> Written exercise
Look through the listing below and give the number of lines that hold "изложить". Say nothing more.

> Supplied information
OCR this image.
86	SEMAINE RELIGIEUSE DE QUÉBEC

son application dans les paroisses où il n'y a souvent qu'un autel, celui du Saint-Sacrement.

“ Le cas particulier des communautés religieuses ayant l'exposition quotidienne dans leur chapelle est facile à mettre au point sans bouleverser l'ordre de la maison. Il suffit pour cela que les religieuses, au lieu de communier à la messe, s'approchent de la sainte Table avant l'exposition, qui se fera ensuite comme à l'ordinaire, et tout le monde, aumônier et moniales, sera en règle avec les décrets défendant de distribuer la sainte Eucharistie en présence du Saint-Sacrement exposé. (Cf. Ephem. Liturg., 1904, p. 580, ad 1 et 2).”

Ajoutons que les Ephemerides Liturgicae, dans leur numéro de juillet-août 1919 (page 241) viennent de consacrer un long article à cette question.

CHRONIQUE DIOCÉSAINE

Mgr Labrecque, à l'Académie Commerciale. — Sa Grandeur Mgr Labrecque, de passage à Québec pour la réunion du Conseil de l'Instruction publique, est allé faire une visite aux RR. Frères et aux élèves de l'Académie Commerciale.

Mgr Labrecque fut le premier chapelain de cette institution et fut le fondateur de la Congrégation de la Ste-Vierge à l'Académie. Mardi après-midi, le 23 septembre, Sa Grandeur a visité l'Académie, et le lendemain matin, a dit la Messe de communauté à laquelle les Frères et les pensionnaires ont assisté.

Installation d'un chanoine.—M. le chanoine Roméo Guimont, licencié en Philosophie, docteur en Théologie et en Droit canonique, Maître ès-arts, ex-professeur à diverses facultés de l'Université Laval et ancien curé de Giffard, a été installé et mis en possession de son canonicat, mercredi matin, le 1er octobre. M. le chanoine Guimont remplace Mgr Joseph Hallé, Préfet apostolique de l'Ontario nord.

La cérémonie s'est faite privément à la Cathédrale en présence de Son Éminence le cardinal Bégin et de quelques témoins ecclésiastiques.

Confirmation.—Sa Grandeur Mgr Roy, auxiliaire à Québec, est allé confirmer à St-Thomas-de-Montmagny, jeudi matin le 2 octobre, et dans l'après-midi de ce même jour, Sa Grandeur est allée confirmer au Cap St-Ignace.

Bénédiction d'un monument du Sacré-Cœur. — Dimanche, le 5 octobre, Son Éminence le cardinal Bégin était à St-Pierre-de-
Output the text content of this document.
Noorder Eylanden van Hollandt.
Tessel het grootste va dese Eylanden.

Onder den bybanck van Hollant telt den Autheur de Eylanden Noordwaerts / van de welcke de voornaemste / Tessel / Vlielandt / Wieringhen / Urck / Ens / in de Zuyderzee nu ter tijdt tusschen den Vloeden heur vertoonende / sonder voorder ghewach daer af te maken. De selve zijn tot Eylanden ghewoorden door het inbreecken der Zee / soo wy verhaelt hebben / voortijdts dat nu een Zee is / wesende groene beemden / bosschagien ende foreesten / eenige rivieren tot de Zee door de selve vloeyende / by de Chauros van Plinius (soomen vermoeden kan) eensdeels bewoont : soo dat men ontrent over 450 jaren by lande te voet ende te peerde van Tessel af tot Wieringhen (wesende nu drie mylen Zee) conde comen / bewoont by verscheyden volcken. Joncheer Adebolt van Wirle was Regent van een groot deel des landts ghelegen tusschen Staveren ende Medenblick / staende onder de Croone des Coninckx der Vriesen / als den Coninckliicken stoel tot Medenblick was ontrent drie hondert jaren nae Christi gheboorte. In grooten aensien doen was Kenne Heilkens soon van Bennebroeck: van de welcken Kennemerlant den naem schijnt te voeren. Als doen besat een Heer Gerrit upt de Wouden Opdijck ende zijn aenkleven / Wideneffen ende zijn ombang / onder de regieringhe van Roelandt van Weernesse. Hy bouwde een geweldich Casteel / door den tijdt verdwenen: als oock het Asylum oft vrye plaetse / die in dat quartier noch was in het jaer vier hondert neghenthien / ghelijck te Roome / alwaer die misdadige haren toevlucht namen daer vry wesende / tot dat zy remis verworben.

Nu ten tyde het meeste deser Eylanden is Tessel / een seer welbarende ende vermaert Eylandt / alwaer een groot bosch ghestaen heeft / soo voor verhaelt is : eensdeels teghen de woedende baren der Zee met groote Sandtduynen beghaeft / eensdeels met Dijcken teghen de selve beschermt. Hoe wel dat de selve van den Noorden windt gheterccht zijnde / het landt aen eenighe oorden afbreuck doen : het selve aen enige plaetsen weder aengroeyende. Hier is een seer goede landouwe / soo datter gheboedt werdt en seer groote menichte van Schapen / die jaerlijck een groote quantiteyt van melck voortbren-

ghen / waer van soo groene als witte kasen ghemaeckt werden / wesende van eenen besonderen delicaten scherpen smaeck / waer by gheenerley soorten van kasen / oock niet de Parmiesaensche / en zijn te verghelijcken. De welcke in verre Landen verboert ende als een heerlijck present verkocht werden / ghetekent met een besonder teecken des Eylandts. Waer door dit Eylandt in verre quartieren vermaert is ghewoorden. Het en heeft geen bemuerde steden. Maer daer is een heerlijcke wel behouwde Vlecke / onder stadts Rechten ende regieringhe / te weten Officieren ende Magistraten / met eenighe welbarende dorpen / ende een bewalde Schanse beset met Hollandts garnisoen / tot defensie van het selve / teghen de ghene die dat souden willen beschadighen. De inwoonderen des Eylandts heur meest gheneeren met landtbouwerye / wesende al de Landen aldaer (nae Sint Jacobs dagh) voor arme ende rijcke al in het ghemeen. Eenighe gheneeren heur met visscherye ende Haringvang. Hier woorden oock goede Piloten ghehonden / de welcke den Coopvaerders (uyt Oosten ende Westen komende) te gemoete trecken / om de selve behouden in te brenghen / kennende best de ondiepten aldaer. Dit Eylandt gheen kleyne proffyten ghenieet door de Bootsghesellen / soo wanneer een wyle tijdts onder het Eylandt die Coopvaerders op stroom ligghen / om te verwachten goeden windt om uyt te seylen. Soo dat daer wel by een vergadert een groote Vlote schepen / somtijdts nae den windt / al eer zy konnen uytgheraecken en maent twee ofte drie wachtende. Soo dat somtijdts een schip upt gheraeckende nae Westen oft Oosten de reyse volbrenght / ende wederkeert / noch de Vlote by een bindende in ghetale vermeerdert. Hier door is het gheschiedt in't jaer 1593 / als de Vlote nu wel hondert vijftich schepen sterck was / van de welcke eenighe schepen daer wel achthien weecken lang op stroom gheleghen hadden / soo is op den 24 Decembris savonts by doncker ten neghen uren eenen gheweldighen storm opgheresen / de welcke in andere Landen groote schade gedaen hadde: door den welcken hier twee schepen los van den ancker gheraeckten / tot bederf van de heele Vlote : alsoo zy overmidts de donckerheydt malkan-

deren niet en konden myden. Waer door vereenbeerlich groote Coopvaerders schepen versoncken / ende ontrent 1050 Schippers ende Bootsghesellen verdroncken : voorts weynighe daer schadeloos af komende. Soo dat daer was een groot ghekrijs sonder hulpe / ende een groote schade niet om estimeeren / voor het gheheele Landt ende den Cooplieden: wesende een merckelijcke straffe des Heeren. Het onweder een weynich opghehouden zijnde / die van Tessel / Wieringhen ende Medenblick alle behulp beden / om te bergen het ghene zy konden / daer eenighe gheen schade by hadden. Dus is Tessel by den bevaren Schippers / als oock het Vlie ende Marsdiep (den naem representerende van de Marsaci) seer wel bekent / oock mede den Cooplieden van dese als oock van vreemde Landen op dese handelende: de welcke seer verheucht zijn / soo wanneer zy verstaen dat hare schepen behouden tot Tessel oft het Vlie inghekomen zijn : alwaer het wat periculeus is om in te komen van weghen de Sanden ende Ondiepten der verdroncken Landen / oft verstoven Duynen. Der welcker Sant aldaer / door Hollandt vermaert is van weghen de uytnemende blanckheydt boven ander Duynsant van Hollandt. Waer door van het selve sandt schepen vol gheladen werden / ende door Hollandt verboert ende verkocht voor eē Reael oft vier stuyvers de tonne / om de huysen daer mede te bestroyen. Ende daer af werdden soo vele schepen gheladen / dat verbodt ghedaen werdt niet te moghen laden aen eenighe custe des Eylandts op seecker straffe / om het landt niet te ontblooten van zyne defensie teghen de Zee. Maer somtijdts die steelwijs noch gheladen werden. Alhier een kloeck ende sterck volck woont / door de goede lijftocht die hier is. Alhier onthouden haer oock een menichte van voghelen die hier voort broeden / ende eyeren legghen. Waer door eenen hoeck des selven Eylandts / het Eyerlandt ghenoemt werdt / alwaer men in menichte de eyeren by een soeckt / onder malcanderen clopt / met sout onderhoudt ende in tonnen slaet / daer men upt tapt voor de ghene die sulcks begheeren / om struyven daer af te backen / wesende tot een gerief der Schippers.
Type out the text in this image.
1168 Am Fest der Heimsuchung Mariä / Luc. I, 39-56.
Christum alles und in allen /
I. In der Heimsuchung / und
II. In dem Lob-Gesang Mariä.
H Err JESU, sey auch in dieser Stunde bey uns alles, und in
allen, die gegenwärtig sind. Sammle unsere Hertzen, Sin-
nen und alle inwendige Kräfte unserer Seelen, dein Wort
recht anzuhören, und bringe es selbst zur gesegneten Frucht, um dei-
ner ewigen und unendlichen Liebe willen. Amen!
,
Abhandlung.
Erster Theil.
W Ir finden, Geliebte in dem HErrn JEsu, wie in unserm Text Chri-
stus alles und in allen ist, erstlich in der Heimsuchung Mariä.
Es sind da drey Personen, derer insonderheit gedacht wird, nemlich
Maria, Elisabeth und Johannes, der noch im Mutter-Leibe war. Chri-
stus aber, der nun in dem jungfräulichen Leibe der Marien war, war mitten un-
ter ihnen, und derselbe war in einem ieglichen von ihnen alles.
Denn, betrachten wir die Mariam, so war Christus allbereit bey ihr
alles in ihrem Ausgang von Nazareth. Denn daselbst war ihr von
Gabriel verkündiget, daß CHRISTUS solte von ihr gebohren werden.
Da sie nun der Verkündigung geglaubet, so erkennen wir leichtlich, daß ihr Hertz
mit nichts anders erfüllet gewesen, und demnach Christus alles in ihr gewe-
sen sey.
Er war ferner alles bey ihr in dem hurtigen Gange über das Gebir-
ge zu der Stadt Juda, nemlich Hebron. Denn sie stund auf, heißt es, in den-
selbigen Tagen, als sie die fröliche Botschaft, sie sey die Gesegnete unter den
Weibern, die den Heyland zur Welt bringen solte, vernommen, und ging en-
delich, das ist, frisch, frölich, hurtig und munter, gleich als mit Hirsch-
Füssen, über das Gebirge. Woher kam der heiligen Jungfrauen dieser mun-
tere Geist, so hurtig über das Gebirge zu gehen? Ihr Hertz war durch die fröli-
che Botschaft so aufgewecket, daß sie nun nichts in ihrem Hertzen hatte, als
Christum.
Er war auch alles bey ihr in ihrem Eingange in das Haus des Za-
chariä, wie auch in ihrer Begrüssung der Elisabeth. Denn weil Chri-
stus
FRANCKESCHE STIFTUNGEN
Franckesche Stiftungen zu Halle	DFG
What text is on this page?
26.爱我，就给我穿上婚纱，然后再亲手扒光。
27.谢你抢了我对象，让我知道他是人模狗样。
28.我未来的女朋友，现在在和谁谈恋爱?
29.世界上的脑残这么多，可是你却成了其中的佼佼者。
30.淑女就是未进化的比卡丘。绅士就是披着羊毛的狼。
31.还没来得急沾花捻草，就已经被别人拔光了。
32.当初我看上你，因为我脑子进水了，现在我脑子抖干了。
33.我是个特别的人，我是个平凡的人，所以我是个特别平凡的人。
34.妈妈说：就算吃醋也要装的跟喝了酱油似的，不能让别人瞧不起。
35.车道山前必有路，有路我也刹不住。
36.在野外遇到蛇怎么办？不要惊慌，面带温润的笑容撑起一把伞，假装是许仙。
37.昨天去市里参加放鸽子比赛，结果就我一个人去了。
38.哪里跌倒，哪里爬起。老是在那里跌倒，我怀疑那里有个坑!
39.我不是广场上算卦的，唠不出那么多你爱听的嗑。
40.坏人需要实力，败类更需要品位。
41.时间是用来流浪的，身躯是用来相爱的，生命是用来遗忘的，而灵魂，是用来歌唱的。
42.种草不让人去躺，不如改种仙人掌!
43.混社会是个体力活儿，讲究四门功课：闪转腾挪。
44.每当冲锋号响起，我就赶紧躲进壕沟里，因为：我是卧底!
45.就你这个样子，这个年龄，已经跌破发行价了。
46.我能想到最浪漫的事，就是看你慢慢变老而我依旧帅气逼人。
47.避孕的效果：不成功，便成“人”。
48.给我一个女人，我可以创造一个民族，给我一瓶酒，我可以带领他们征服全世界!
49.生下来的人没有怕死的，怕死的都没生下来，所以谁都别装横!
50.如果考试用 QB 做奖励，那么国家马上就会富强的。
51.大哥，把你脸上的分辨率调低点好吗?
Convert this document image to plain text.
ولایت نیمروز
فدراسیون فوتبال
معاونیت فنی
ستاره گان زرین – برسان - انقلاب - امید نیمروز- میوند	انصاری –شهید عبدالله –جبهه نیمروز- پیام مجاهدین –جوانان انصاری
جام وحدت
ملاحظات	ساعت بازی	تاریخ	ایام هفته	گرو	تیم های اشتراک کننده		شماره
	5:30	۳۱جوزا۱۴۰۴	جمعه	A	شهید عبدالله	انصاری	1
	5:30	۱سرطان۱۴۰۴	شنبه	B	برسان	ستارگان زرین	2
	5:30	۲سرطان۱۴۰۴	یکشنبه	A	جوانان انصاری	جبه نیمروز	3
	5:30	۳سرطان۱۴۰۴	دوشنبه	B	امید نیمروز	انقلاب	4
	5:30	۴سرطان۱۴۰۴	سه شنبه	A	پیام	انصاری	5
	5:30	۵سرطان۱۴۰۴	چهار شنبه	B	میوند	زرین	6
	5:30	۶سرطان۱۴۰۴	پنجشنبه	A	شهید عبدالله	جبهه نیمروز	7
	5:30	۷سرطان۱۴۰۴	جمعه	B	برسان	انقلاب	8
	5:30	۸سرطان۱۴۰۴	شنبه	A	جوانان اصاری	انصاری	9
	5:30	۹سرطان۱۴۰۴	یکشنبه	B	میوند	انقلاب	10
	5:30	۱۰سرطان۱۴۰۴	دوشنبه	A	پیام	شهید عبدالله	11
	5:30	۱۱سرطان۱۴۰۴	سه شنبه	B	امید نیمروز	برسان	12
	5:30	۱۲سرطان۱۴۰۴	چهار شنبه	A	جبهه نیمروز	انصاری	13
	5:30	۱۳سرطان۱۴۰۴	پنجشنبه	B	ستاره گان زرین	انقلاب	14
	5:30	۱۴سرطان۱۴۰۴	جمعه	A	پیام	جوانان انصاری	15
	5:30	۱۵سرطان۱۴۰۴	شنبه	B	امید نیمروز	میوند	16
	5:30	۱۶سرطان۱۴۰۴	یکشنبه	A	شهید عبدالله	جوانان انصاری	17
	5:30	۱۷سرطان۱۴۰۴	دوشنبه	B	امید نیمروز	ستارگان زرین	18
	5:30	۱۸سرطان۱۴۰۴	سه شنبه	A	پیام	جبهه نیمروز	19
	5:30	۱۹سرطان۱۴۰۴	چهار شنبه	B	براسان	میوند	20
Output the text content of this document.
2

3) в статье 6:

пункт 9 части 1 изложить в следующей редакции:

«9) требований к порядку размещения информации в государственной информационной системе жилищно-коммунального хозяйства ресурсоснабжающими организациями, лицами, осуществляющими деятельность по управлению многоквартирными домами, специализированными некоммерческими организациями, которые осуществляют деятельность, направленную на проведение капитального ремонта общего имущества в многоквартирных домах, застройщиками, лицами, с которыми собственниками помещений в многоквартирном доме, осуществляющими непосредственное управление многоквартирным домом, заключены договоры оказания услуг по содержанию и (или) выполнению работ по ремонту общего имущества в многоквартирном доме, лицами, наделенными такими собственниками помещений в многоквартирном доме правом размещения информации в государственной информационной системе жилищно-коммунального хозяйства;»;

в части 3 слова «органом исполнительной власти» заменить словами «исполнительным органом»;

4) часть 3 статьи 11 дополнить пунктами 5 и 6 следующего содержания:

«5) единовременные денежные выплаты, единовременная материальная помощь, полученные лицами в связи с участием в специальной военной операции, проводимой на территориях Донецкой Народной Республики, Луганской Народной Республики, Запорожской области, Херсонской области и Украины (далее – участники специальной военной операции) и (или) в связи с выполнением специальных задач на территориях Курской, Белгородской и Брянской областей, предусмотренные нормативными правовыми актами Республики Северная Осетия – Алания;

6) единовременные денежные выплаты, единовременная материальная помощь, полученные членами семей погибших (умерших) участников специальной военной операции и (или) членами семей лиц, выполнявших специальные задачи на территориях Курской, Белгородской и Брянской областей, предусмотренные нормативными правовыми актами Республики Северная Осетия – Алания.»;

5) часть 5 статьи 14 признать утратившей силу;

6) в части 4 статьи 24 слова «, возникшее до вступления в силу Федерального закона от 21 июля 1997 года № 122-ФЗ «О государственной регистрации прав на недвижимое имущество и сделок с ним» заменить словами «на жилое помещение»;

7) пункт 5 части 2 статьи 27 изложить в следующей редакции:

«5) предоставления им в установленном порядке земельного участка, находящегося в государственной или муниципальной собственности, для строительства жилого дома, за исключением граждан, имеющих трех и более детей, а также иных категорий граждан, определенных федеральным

> Solution to the exercise
2